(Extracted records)
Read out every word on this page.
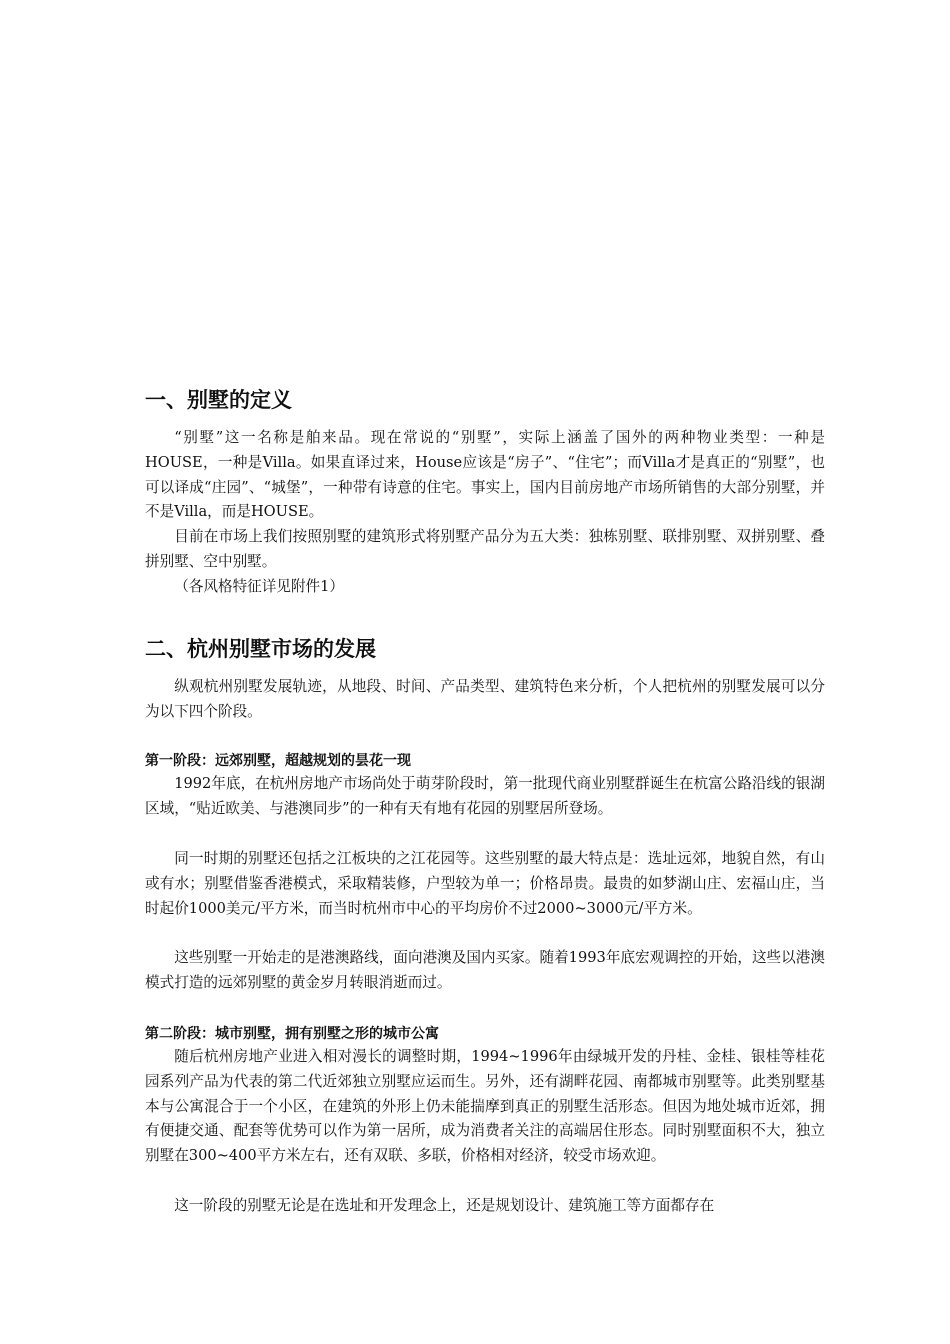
一、别墅的定义

“别墅”这一名称是舶来品。现在常说的“别墅”，实际上涵盖了国外的两种物业类型：一种是HOUSE，一种是Villa。如果直译过来，House应该是“房子”、“住宅”；而Villa才是真正的“别墅”，也可以译成“庄园”、“城堡”，一种带有诗意的住宅。事实上，国内目前房地产市场所销售的大部分别墅，并不是Villa，而是HOUSE。

目前在市场上我们按照别墅的建筑形式将别墅产品分为五大类：独栋别墅、联排别墅、双拼别墅、叠拼别墅、空中别墅。

（各风格特征详见附件1）

二、杭州别墅市场的发展

纵观杭州别墅发展轨迹，从地段、时间、产品类型、建筑特色来分析，个人把杭州的别墅发展可以分为以下四个阶段。

第一阶段：远郊别墅，超越规划的昙花一现

1992年底，在杭州房地产市场尚处于萌芽阶段时，第一批现代商业别墅群诞生在杭富公路沿线的银湖区域，“贴近欧美、与港澳同步”的一种有天有地有花园的别墅居所登场。

同一时期的别墅还包括之江板块的之江花园等。这些别墅的最大特点是：选址远郊，地貌自然，有山或有水；别墅借鉴香港模式，采取精装修，户型较为单一；价格昂贵。最贵的如梦湖山庄、宏福山庄，当时起价1000美元/平方米，而当时杭州市中心的平均房价不过2000~3000元/平方米。

这些别墅一开始走的是港澳路线，面向港澳及国内买家。随着1993年底宏观调控的开始，这些以港澳模式打造的远郊别墅的黄金岁月转眼消逝而过。

第二阶段：城市别墅，拥有别墅之形的城市公寓

随后杭州房地产业进入相对漫长的调整时期，1994~1996年由绿城开发的丹桂、金桂、银桂等桂花园系列产品为代表的第二代近郊独立别墅应运而生。另外，还有湖畔花园、南都城市别墅等。此类别墅基本与公寓混合于一个小区，在建筑的外形上仍未能揣摩到真正的别墅生活形态。但因为地处城市近郊，拥有便捷交通、配套等优势可以作为第一居所，成为消费者关注的高端居住形态。同时别墅面积不大，独立别墅在300~400平方米左右，还有双联、多联，价格相对经济，较受市场欢迎。

这一阶段的别墅无论是在选址和开发理念上，还是规划设计、建筑施工等方面都存在
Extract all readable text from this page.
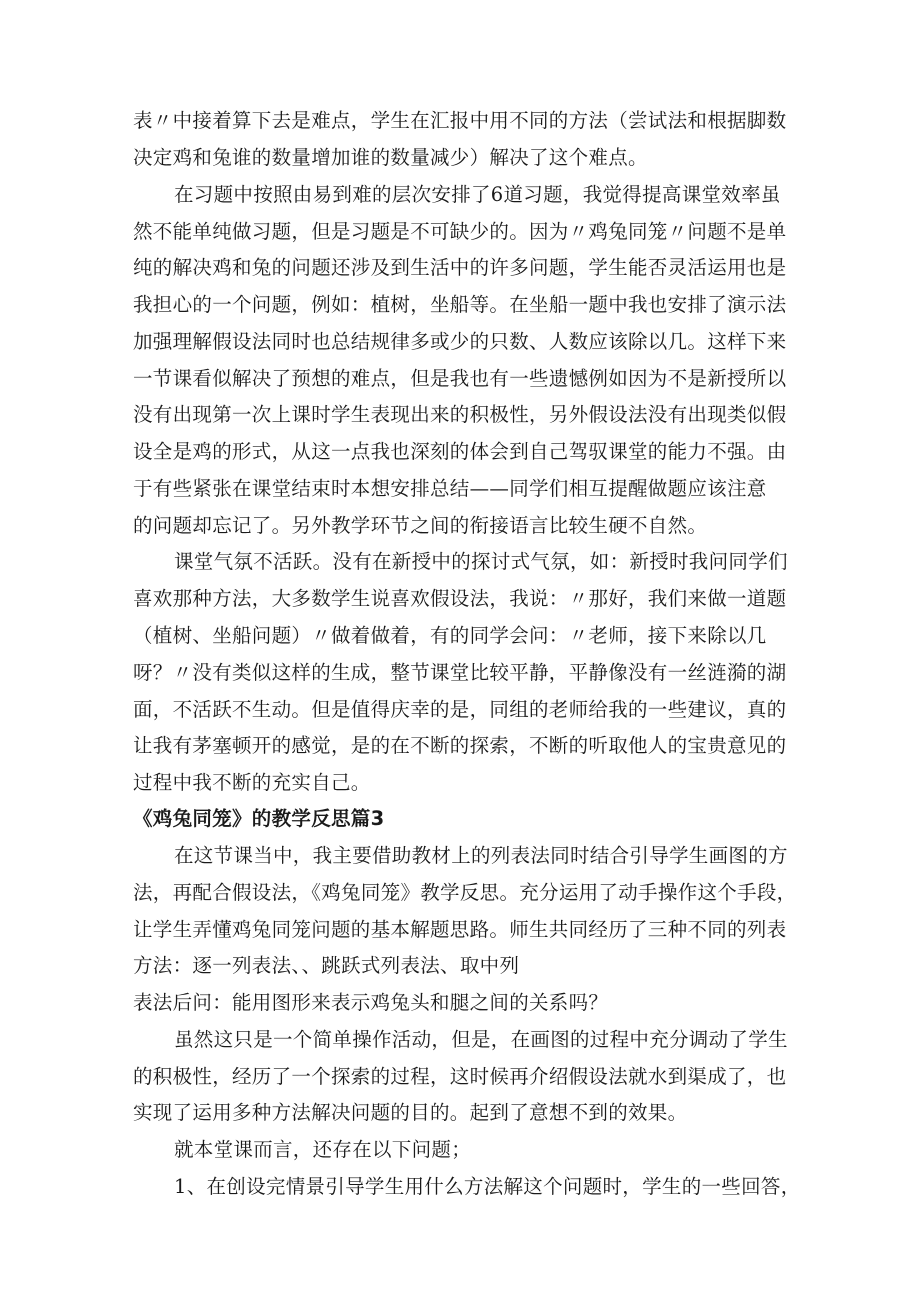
表〃中接着算下去是难点，学生在汇报中用不同的方法（尝试法和根据脚数
决定鸡和兔谁的数量增加谁的数量减少）解决了这个难点。
在习题中按照由易到难的层次安排了6道习题，我觉得提高课堂效率虽
然不能单纯做习题，但是习题是不可缺少的。因为〃鸡兔同笼〃问题不是单
纯的解决鸡和兔的问题还涉及到生活中的许多问题，学生能否灵活运用也是
我担心的一个问题，例如：植树，坐船等。在坐船一题中我也安排了演示法
加强理解假设法同时也总结规律多或少的只数、人数应该除以几。这样下来
一节课看似解决了预想的难点，但是我也有一些遗憾例如因为不是新授所以
没有出现第一次上课时学生表现出来的积极性，另外假设法没有出现类似假
设全是鸡的形式，从这一点我也深刻的体会到自己驾驭课堂的能力不强。由
于有些紧张在课堂结束时本想安排总结——同学们相互提醒做题应该注意
的问题却忘记了。另外教学环节之间的衔接语言比较生硬不自然。
课堂气氛不活跃。没有在新授中的探讨式气氛，如：新授时我问同学们
喜欢那种方法，大多数学生说喜欢假设法，我说：〃那好，我们来做一道题
（植树、坐船问题）〃做着做着，有的同学会问：〃老师，接下来除以几
呀？〃没有类似这样的生成，整节课堂比较平静，平静像没有一丝涟漪的湖
面，不活跃不生动。但是值得庆幸的是，同组的老师给我的一些建议，真的
让我有茅塞顿开的感觉，是的在不断的探索，不断的听取他人的宝贵意见的
过程中我不断的充实自己。
《鸡兔同笼》的教学反思篇3
在这节课当中，我主要借助教材上的列表法同时结合引导学生画图的方
法，再配合假设法，《鸡兔同笼》教学反思。充分运用了动手操作这个手段，
让学生弄懂鸡兔同笼问题的基本解题思路。师生共同经历了三种不同的列表
方法：逐一列表法、、跳跃式列表法、取中列
表法后问：能用图形来表示鸡兔头和腿之间的关系吗？
虽然这只是一个简单操作活动，但是，在画图的过程中充分调动了学生
的积极性，经历了一个探索的过程，这时候再介绍假设法就水到渠成了，也
实现了运用多种方法解决问题的目的。起到了意想不到的效果。
就本堂课而言，还存在以下问题；
1、在创设完情景引导学生用什么方法解这个问题时，学生的一些回答，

INSTRUCTIONS FOR THE TASK:
Leave out the pictures and reproduce the rest of the listing exactly.

THE RESPONSE:
Read out every word on this page.
一、别墅的定义

“别墅”这一名称是舶来品。现在常说的“别墅”，实际上涵盖了国外的两种物业类型：一种是HOUSE，一种是Villa。如果直译过来，House应该是“房子”、“住宅”；而Villa才是真正的“别墅”，也可以译成“庄园”、“城堡”，一种带有诗意的住宅。事实上，国内目前房地产市场所销售的大部分别墅，并不是Villa，而是HOUSE。

目前在市场上我们按照别墅的建筑形式将别墅产品分为五大类：独栋别墅、联排别墅、双拼别墅、叠拼别墅、空中别墅。

（各风格特征详见附件1）

二、杭州别墅市场的发展

纵观杭州别墅发展轨迹，从地段、时间、产品类型、建筑特色来分析，个人把杭州的别墅发展可以分为以下四个阶段。

第一阶段：远郊别墅，超越规划的昙花一现

1992年底，在杭州房地产市场尚处于萌芽阶段时，第一批现代商业别墅群诞生在杭富公路沿线的银湖区域，“贴近欧美、与港澳同步”的一种有天有地有花园的别墅居所登场。

同一时期的别墅还包括之江板块的之江花园等。这些别墅的最大特点是：选址远郊，地貌自然，有山或有水；别墅借鉴香港模式，采取精装修，户型较为单一；价格昂贵。最贵的如梦湖山庄、宏福山庄，当时起价1000美元/平方米，而当时杭州市中心的平均房价不过2000~3000元/平方米。

这些别墅一开始走的是港澳路线，面向港澳及国内买家。随着1993年底宏观调控的开始，这些以港澳模式打造的远郊别墅的黄金岁月转眼消逝而过。

第二阶段：城市别墅，拥有别墅之形的城市公寓

随后杭州房地产业进入相对漫长的调整时期，1994~1996年由绿城开发的丹桂、金桂、银桂等桂花园系列产品为代表的第二代近郊独立别墅应运而生。另外，还有湖畔花园、南都城市别墅等。此类别墅基本与公寓混合于一个小区，在建筑的外形上仍未能揣摩到真正的别墅生活形态。但因为地处城市近郊，拥有便捷交通、配套等优势可以作为第一居所，成为消费者关注的高端居住形态。同时别墅面积不大，独立别墅在300~400平方米左右，还有双联、多联，价格相对经济，较受市场欢迎。

这一阶段的别墅无论是在选址和开发理念上，还是规划设计、建筑施工等方面都存在
Extract all readable text from this page.
表〃中接着算下去是难点，学生在汇报中用不同的方法（尝试法和根据脚数
决定鸡和兔谁的数量增加谁的数量减少）解决了这个难点。
在习题中按照由易到难的层次安排了6道习题，我觉得提高课堂效率虽
然不能单纯做习题，但是习题是不可缺少的。因为〃鸡兔同笼〃问题不是单
纯的解决鸡和兔的问题还涉及到生活中的许多问题，学生能否灵活运用也是
我担心的一个问题，例如：植树，坐船等。在坐船一题中我也安排了演示法
加强理解假设法同时也总结规律多或少的只数、人数应该除以几。这样下来
一节课看似解决了预想的难点，但是我也有一些遗憾例如因为不是新授所以
没有出现第一次上课时学生表现出来的积极性，另外假设法没有出现类似假
设全是鸡的形式，从这一点我也深刻的体会到自己驾驭课堂的能力不强。由
于有些紧张在课堂结束时本想安排总结——同学们相互提醒做题应该注意
的问题却忘记了。另外教学环节之间的衔接语言比较生硬不自然。
课堂气氛不活跃。没有在新授中的探讨式气氛，如：新授时我问同学们
喜欢那种方法，大多数学生说喜欢假设法，我说：〃那好，我们来做一道题
（植树、坐船问题）〃做着做着，有的同学会问：〃老师，接下来除以几
呀？〃没有类似这样的生成，整节课堂比较平静，平静像没有一丝涟漪的湖
面，不活跃不生动。但是值得庆幸的是，同组的老师给我的一些建议，真的
让我有茅塞顿开的感觉，是的在不断的探索，不断的听取他人的宝贵意见的
过程中我不断的充实自己。
《鸡兔同笼》的教学反思篇3
在这节课当中，我主要借助教材上的列表法同时结合引导学生画图的方
法，再配合假设法，《鸡兔同笼》教学反思。充分运用了动手操作这个手段，
让学生弄懂鸡兔同笼问题的基本解题思路。师生共同经历了三种不同的列表
方法：逐一列表法、、跳跃式列表法、取中列
表法后问：能用图形来表示鸡兔头和腿之间的关系吗？
虽然这只是一个简单操作活动，但是，在画图的过程中充分调动了学生
的积极性，经历了一个探索的过程，这时候再介绍假设法就水到渠成了，也
实现了运用多种方法解决问题的目的。起到了意想不到的效果。
就本堂课而言，还存在以下问题；
1、在创设完情景引导学生用什么方法解这个问题时，学生的一些回答，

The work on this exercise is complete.